Task requirements → With the pictures omitted, write out the entries that follow exactly as they stand.

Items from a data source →

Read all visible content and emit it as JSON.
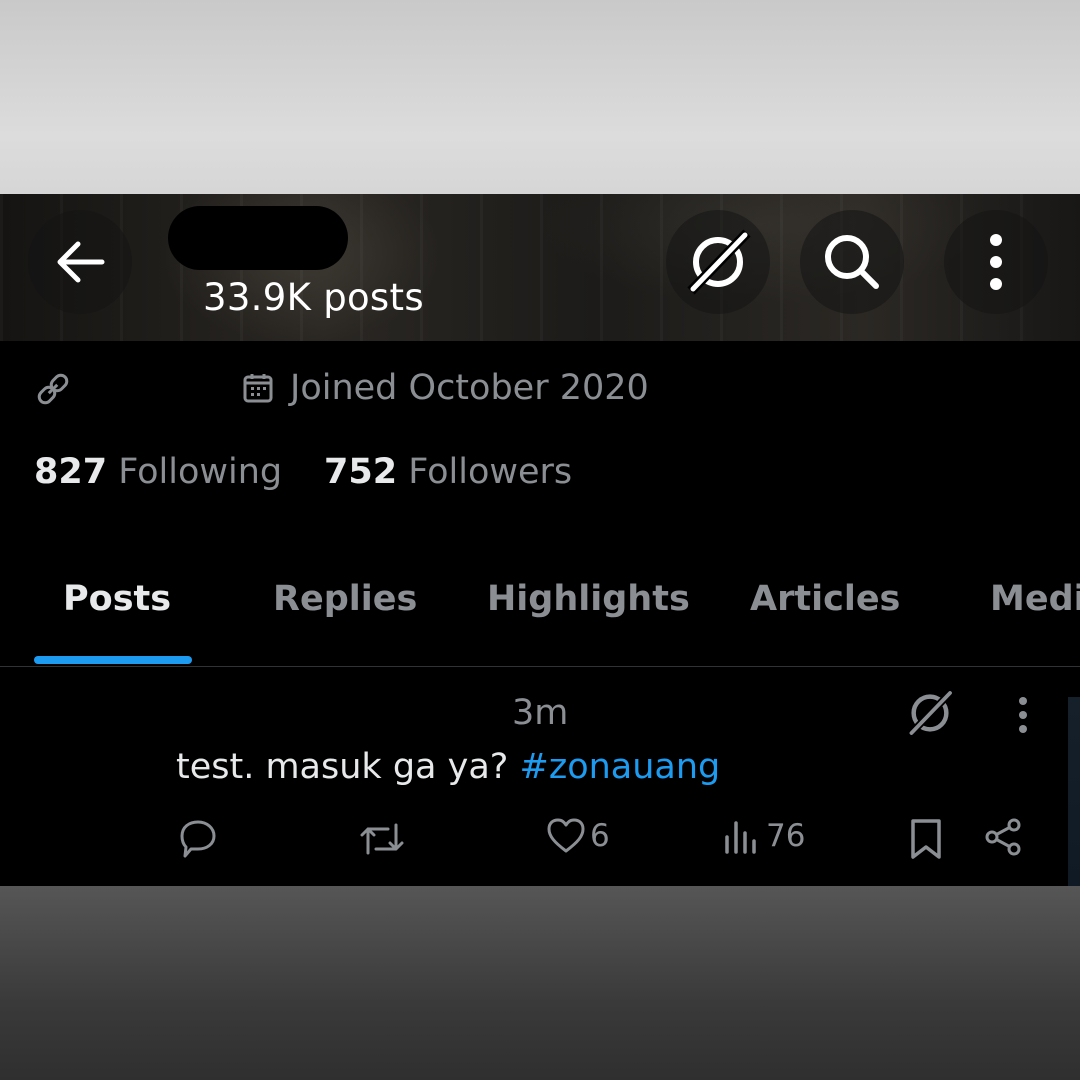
{
  "header": {
    "back_icon": "arrow-left-icon",
    "grok_icon": "grok-icon",
    "search_icon": "search-icon",
    "more_icon": "more-vertical-icon",
    "posts_count": "33.9K posts"
  },
  "profile": {
    "link_icon": "link-icon",
    "calendar_icon": "calendar-icon",
    "joined": "Joined October 2020",
    "following_count": "827",
    "following_label": "Following",
    "followers_count": "752",
    "followers_label": "Followers"
  },
  "tabs": [
    {
      "label": "Posts",
      "active": true
    },
    {
      "label": "Replies",
      "active": false
    },
    {
      "label": "Highlights",
      "active": false
    },
    {
      "label": "Articles",
      "active": false
    },
    {
      "label": "Medi",
      "active": false
    }
  ],
  "post": {
    "time": "3m",
    "text": "test. masuk ga ya?",
    "hashtag": "#zonauang",
    "likes": "6",
    "views": "76"
  },
  "colors": {
    "accent": "#1d9bf0",
    "text_primary": "#e7e9ea",
    "text_secondary": "#8b8f93",
    "background": "#000000"
  }
}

Answer to this problem →
Read all visible content and emit it as JSON.
{
  "header": {
    "back_icon": "arrow-left-icon",
    "grok_icon": "grok-icon",
    "search_icon": "search-icon",
    "more_icon": "more-vertical-icon",
    "posts_count": "33.9K posts"
  },
  "profile": {
    "link_icon": "link-icon",
    "calendar_icon": "calendar-icon",
    "joined": "Joined October 2020",
    "following_count": "827",
    "following_label": "Following",
    "followers_count": "752",
    "followers_label": "Followers"
  },
  "tabs": [
    {
      "label": "Posts",
      "active": true
    },
    {
      "label": "Replies",
      "active": false
    },
    {
      "label": "Highlights",
      "active": false
    },
    {
      "label": "Articles",
      "active": false
    },
    {
      "label": "Medi",
      "active": false
    }
  ],
  "post": {
    "time": "3m",
    "text": "test. masuk ga ya?",
    "hashtag": "#zonauang",
    "likes": "6",
    "views": "76"
  },
  "colors": {
    "accent": "#1d9bf0",
    "text_primary": "#e7e9ea",
    "text_secondary": "#8b8f93",
    "background": "#000000"
  }
}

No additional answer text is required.